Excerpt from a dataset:

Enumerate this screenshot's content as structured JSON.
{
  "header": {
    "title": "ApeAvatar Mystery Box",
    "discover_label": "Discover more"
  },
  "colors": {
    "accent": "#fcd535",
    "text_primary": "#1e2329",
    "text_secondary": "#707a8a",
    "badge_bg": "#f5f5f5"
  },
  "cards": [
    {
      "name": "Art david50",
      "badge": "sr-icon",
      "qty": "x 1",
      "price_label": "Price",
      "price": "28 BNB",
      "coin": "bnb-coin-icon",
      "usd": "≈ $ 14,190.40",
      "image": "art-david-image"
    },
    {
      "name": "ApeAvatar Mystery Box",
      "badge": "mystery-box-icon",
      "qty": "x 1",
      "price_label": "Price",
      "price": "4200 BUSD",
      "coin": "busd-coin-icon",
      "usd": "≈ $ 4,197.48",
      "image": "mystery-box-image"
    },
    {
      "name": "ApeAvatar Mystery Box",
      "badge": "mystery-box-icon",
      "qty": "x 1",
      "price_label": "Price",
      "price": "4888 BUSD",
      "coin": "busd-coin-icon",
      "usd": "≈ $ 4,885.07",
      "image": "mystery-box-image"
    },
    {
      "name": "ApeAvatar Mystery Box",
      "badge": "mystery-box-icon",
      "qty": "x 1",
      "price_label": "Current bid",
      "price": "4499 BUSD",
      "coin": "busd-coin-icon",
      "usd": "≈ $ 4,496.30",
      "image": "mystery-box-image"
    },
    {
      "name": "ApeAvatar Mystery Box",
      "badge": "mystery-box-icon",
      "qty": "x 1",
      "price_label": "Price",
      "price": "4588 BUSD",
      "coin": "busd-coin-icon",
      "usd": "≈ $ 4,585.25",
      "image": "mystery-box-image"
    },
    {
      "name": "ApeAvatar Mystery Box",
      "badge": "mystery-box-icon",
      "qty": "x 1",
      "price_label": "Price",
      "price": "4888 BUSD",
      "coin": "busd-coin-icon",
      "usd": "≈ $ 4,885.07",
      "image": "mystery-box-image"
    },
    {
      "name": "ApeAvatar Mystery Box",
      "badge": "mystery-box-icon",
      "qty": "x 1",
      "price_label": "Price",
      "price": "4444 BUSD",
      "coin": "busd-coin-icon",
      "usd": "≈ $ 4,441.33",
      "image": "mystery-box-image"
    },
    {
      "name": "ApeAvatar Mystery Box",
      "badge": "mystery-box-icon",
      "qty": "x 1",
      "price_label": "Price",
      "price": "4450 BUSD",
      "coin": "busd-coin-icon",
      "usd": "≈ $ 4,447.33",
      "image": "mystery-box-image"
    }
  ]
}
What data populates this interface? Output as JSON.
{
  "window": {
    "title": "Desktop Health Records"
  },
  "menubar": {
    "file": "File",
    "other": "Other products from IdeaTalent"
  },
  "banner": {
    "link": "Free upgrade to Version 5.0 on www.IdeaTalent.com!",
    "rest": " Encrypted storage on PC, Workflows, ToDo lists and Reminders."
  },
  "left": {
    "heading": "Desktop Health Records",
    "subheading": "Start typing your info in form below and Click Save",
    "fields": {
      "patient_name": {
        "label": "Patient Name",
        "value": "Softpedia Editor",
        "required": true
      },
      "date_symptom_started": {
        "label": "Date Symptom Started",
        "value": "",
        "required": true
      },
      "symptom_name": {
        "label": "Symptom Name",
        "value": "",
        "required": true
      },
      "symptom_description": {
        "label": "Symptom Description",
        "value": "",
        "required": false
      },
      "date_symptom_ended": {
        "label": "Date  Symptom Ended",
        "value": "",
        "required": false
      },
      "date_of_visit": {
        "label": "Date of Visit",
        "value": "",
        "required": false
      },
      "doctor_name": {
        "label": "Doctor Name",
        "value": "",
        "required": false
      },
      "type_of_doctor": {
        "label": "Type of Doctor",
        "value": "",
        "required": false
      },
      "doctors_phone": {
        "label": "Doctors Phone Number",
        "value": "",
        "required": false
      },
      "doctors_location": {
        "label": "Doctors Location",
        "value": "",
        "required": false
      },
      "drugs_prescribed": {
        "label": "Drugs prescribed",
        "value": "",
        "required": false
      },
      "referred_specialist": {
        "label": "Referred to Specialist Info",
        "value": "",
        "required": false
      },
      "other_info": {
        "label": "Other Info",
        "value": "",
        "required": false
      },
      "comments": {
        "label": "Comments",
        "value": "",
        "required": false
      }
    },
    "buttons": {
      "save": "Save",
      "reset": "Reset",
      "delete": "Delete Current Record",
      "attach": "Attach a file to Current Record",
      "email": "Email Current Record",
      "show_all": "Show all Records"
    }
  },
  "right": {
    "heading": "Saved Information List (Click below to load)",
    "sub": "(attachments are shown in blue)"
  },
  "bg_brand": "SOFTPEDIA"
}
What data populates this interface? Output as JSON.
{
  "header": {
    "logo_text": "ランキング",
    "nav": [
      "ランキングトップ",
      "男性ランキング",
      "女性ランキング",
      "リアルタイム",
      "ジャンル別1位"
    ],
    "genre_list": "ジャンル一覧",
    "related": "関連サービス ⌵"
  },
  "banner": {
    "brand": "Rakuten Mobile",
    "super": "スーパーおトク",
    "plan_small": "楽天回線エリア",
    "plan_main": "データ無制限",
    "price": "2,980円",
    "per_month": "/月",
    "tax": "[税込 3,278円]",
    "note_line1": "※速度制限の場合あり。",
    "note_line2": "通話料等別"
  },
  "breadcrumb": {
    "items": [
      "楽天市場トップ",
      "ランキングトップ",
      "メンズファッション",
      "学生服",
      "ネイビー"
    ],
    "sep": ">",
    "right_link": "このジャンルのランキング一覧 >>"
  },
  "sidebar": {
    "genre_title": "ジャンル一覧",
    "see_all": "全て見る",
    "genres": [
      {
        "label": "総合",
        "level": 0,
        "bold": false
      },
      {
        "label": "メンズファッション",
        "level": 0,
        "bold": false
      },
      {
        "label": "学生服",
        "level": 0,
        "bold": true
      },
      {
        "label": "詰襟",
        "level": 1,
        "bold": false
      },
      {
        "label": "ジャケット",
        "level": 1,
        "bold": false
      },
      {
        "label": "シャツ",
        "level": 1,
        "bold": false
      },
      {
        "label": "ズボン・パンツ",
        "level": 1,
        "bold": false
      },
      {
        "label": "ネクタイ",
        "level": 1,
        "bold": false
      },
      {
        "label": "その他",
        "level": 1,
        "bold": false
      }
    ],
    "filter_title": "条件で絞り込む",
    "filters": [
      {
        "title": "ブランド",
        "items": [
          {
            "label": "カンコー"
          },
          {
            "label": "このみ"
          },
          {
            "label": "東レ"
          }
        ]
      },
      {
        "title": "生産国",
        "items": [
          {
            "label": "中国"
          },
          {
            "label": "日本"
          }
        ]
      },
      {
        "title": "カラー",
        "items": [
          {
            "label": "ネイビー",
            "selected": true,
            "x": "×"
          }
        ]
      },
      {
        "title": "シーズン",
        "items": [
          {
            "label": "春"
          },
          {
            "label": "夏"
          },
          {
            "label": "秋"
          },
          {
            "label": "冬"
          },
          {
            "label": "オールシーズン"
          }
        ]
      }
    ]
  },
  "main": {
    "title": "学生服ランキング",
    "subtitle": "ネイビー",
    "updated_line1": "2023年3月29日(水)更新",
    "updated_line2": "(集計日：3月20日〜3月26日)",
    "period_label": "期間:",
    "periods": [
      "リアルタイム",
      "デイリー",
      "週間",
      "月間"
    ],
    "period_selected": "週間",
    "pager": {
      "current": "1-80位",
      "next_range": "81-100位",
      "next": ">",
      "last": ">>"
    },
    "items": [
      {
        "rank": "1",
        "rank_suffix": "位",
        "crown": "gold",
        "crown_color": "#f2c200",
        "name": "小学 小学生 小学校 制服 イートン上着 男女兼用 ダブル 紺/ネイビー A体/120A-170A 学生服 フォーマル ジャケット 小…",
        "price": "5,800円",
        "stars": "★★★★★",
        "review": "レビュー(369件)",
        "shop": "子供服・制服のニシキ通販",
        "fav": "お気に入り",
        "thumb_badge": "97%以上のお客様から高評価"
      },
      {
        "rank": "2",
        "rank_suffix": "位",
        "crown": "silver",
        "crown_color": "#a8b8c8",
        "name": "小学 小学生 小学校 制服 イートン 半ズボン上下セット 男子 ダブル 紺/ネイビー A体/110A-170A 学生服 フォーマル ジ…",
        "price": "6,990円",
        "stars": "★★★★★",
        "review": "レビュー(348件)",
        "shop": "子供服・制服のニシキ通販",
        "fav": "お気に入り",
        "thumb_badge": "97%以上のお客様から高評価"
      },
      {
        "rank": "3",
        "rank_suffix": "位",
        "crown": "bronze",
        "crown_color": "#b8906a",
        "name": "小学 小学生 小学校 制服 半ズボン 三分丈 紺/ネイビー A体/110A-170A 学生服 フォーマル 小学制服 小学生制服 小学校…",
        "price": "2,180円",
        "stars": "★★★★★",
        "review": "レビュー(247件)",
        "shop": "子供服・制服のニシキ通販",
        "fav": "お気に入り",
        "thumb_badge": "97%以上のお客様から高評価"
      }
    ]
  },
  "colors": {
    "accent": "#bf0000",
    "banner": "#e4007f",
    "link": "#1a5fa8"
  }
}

Directions: Gather each line from the listing above that holds "Records".

Written solution:
    "title": "Desktop Health Records"
    "heading": "Desktop Health Records",
      "show_all": "Show all Records"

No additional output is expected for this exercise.